→ **TO BE DONE**: Omit the images, then print each record below exactly as it reads.

:: DATA FOR PROCESSING ::

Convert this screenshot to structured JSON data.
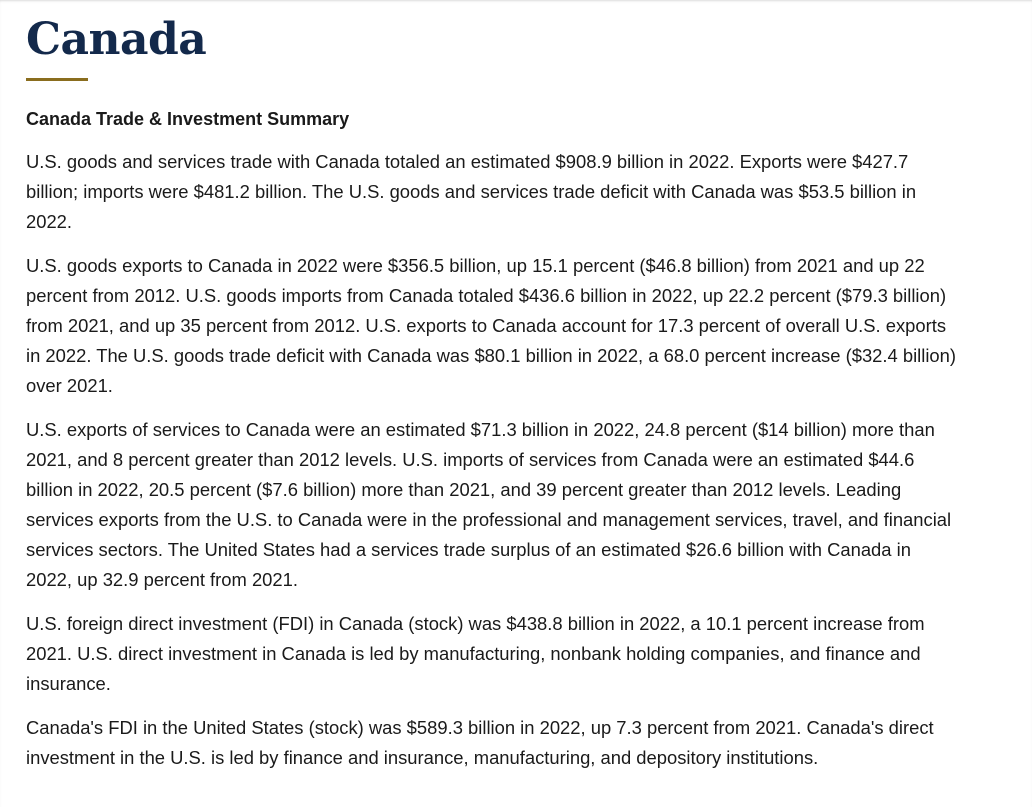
{
  "page": {
    "title": "Canada",
    "summary_heading": "Canada Trade & Investment Summary",
    "paragraphs": [
      "U.S. goods and services trade with Canada totaled an estimated $908.9 billion in 2022. Exports were $427.7 billion; imports were $481.2 billion. The U.S. goods and services trade deficit with Canada was $53.5 billion in 2022.",
      "U.S. goods exports to Canada in 2022 were $356.5 billion, up 15.1 percent ($46.8 billion) from 2021 and up 22 percent from 2012. U.S. goods imports from Canada totaled $436.6 billion in 2022, up 22.2 percent ($79.3 billion) from 2021, and up 35 percent from 2012. U.S. exports to Canada account for 17.3 percent of overall U.S. exports in 2022. The U.S. goods trade deficit with Canada was $80.1 billion in 2022, a 68.0 percent increase ($32.4 billion) over 2021.",
      "U.S. exports of services to Canada were an estimated $71.3 billion in 2022, 24.8 percent ($14 billion) more than 2021, and 8 percent greater than 2012 levels. U.S. imports of services from Canada were an estimated $44.6 billion in 2022, 20.5 percent ($7.6 billion) more than 2021, and 39 percent greater than 2012 levels. Leading services exports from the U.S. to Canada were in the professional and management services, travel, and financial services sectors. The United States had a services trade surplus of an estimated $26.6 billion with Canada in 2022, up 32.9 percent from 2021.",
      "U.S. foreign direct investment (FDI) in Canada (stock) was $438.8 billion in 2022, a 10.1 percent increase from 2021. U.S. direct investment in Canada is led by manufacturing, nonbank holding companies, and finance and insurance.",
      "Canada's FDI in the United States (stock) was $589.3 billion in 2022, up 7.3 percent from 2021. Canada's direct investment in the U.S. is led by finance and insurance, manufacturing, and depository institutions."
    ]
  },
  "colors": {
    "title": "#13294b",
    "rule": "#8a6d1e",
    "text": "#1a1a1a"
  }
}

:::

→ **RESULT BELOW**:
Convert this screenshot to structured JSON data.
{
  "page": {
    "title": "Canada",
    "summary_heading": "Canada Trade & Investment Summary",
    "paragraphs": [
      "U.S. goods and services trade with Canada totaled an estimated $908.9 billion in 2022. Exports were $427.7 billion; imports were $481.2 billion. The U.S. goods and services trade deficit with Canada was $53.5 billion in 2022.",
      "U.S. goods exports to Canada in 2022 were $356.5 billion, up 15.1 percent ($46.8 billion) from 2021 and up 22 percent from 2012. U.S. goods imports from Canada totaled $436.6 billion in 2022, up 22.2 percent ($79.3 billion) from 2021, and up 35 percent from 2012. U.S. exports to Canada account for 17.3 percent of overall U.S. exports in 2022. The U.S. goods trade deficit with Canada was $80.1 billion in 2022, a 68.0 percent increase ($32.4 billion) over 2021.",
      "U.S. exports of services to Canada were an estimated $71.3 billion in 2022, 24.8 percent ($14 billion) more than 2021, and 8 percent greater than 2012 levels. U.S. imports of services from Canada were an estimated $44.6 billion in 2022, 20.5 percent ($7.6 billion) more than 2021, and 39 percent greater than 2012 levels. Leading services exports from the U.S. to Canada were in the professional and management services, travel, and financial services sectors. The United States had a services trade surplus of an estimated $26.6 billion with Canada in 2022, up 32.9 percent from 2021.",
      "U.S. foreign direct investment (FDI) in Canada (stock) was $438.8 billion in 2022, a 10.1 percent increase from 2021. U.S. direct investment in Canada is led by manufacturing, nonbank holding companies, and finance and insurance.",
      "Canada's FDI in the United States (stock) was $589.3 billion in 2022, up 7.3 percent from 2021. Canada's direct investment in the U.S. is led by finance and insurance, manufacturing, and depository institutions."
    ]
  },
  "colors": {
    "title": "#13294b",
    "rule": "#8a6d1e",
    "text": "#1a1a1a"
  }
}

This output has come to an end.